Records shown:
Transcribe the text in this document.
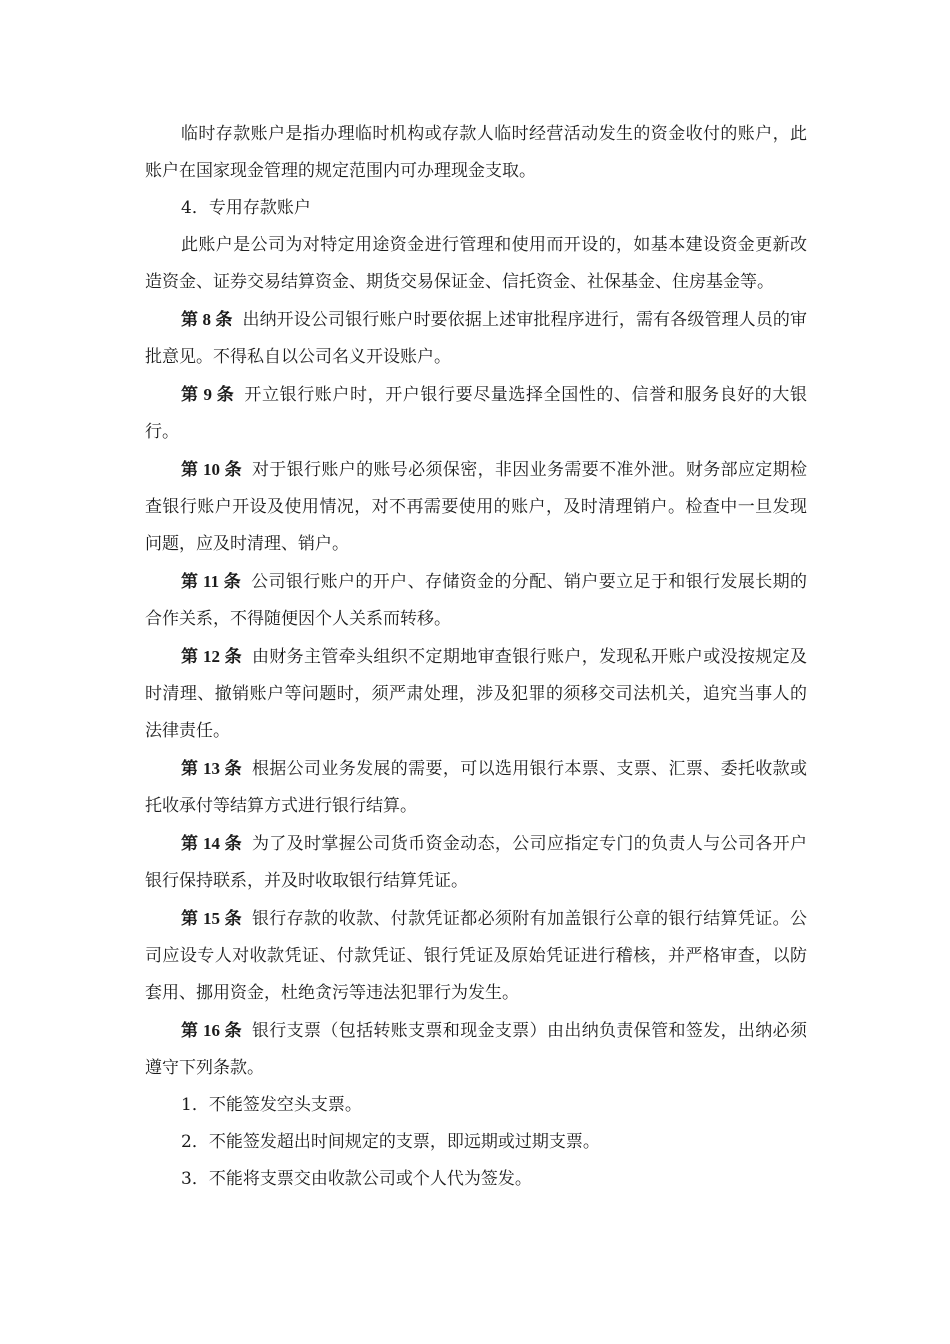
临时存款账户是指办理临时机构或存款人临时经营活动发生的资金收付的账户，此账户在国家现金管理的规定范围内可办理现金支取。

4．专用存款账户

此账户是公司为对特定用途资金进行管理和使用而开设的，如基本建设资金更新改造资金、证券交易结算资金、期货交易保证金、信托资金、社保基金、住房基金等。

第 8 条 出纳开设公司银行账户时要依据上述审批程序进行，需有各级管理人员的审批意见。不得私自以公司名义开设账户。

第 9 条 开立银行账户时，开户银行要尽量选择全国性的、信誉和服务良好的大银行。

第 10 条 对于银行账户的账号必须保密，非因业务需要不准外泄。财务部应定期检查银行账户开设及使用情况，对不再需要使用的账户，及时清理销户。检查中一旦发现问题，应及时清理、销户。

第 11 条 公司银行账户的开户、存储资金的分配、销户要立足于和银行发展长期的合作关系，不得随便因个人关系而转移。

第 12 条 由财务主管牵头组织不定期地审查银行账户，发现私开账户或没按规定及时清理、撤销账户等问题时，须严肃处理，涉及犯罪的须移交司法机关，追究当事人的法律责任。

第 13 条 根据公司业务发展的需要，可以选用银行本票、支票、汇票、委托收款或托收承付等结算方式进行银行结算。

第 14 条 为了及时掌握公司货币资金动态，公司应指定专门的负责人与公司各开户银行保持联系，并及时收取银行结算凭证。

第 15 条 银行存款的收款、付款凭证都必须附有加盖银行公章的银行结算凭证。公司应设专人对收款凭证、付款凭证、银行凭证及原始凭证进行稽核，并严格审查，以防套用、挪用资金，杜绝贪污等违法犯罪行为发生。

第 16 条 银行支票（包括转账支票和现金支票）由出纳负责保管和签发，出纳必须遵守下列条款。

1．不能签发空头支票。

2．不能签发超出时间规定的支票，即远期或过期支票。

3．不能将支票交由收款公司或个人代为签发。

Written instruction: The records above are to be restated exactly, without their pictures.

Answer to this problem:
Transcribe the text in this document.
临时存款账户是指办理临时机构或存款人临时经营活动发生的资金收付的账户，此账户在国家现金管理的规定范围内可办理现金支取。

4．专用存款账户

此账户是公司为对特定用途资金进行管理和使用而开设的，如基本建设资金更新改造资金、证券交易结算资金、期货交易保证金、信托资金、社保基金、住房基金等。

第 8 条 出纳开设公司银行账户时要依据上述审批程序进行，需有各级管理人员的审批意见。不得私自以公司名义开设账户。

第 9 条 开立银行账户时，开户银行要尽量选择全国性的、信誉和服务良好的大银行。

第 10 条 对于银行账户的账号必须保密，非因业务需要不准外泄。财务部应定期检查银行账户开设及使用情况，对不再需要使用的账户，及时清理销户。检查中一旦发现问题，应及时清理、销户。

第 11 条 公司银行账户的开户、存储资金的分配、销户要立足于和银行发展长期的合作关系，不得随便因个人关系而转移。

第 12 条 由财务主管牵头组织不定期地审查银行账户，发现私开账户或没按规定及时清理、撤销账户等问题时，须严肃处理，涉及犯罪的须移交司法机关，追究当事人的法律责任。

第 13 条 根据公司业务发展的需要，可以选用银行本票、支票、汇票、委托收款或托收承付等结算方式进行银行结算。

第 14 条 为了及时掌握公司货币资金动态，公司应指定专门的负责人与公司各开户银行保持联系，并及时收取银行结算凭证。

第 15 条 银行存款的收款、付款凭证都必须附有加盖银行公章的银行结算凭证。公司应设专人对收款凭证、付款凭证、银行凭证及原始凭证进行稽核，并严格审查，以防套用、挪用资金，杜绝贪污等违法犯罪行为发生。

第 16 条 银行支票（包括转账支票和现金支票）由出纳负责保管和签发，出纳必须遵守下列条款。

1．不能签发空头支票。

2．不能签发超出时间规定的支票，即远期或过期支票。

3．不能将支票交由收款公司或个人代为签发。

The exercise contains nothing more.